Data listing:

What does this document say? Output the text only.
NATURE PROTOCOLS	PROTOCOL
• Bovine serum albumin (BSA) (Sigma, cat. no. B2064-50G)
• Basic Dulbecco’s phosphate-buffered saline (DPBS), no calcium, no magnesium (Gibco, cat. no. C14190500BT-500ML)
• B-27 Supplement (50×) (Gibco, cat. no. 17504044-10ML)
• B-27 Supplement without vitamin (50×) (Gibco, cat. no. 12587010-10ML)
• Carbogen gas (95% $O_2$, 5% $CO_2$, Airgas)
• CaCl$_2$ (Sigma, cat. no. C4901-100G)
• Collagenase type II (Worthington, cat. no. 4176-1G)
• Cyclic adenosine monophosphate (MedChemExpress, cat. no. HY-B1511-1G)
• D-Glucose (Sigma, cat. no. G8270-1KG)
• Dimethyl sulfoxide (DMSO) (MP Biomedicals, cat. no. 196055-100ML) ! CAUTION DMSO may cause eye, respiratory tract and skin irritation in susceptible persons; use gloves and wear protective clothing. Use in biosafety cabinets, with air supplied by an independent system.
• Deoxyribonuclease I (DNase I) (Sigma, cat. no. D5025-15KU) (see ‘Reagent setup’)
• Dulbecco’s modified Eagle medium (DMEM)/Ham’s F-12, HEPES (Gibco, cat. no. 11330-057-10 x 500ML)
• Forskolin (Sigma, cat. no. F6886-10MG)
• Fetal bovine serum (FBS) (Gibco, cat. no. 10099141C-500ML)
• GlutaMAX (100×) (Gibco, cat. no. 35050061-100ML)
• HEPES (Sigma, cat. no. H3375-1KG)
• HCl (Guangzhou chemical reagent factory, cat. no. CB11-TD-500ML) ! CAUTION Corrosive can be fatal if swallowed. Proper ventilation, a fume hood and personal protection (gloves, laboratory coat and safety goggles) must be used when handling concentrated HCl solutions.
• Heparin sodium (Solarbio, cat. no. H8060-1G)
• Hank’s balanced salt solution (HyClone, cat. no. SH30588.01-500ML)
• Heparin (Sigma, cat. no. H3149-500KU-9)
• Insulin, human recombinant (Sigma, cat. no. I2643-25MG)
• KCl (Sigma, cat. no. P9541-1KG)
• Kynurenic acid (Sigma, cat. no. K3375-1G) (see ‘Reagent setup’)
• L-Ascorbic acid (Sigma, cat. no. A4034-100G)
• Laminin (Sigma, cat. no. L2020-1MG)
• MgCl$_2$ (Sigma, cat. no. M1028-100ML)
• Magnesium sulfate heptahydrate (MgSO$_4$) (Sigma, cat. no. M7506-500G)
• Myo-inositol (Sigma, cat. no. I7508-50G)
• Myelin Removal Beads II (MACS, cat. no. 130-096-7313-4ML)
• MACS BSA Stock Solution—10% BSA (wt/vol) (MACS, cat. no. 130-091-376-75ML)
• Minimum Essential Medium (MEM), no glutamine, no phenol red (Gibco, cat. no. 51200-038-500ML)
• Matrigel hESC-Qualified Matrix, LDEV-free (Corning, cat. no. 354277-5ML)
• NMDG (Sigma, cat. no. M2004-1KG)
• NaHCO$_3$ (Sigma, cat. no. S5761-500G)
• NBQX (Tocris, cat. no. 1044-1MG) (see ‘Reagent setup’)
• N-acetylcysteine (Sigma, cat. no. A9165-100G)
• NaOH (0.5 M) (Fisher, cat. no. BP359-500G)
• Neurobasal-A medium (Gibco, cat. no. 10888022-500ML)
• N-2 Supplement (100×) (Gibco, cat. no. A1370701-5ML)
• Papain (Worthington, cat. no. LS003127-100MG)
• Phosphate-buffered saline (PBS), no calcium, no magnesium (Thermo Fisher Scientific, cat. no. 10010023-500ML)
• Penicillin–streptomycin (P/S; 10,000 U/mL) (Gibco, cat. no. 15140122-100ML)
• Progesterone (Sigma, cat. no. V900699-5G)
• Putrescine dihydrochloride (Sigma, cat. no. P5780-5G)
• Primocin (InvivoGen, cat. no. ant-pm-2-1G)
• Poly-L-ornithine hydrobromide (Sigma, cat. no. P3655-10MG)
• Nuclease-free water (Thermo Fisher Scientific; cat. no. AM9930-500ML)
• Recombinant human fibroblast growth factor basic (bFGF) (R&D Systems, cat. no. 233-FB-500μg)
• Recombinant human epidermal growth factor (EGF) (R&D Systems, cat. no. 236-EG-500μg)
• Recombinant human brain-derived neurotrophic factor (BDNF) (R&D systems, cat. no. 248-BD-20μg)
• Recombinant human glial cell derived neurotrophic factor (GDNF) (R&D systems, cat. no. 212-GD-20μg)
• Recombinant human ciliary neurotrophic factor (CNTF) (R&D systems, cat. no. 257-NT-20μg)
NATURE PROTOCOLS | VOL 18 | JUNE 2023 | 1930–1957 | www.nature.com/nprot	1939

== GOAL OF THE EXERCISE ==
How many lines of these entries hold the string "setup"? Answer with the number alone.

== THE COMPLETED TASK ==
3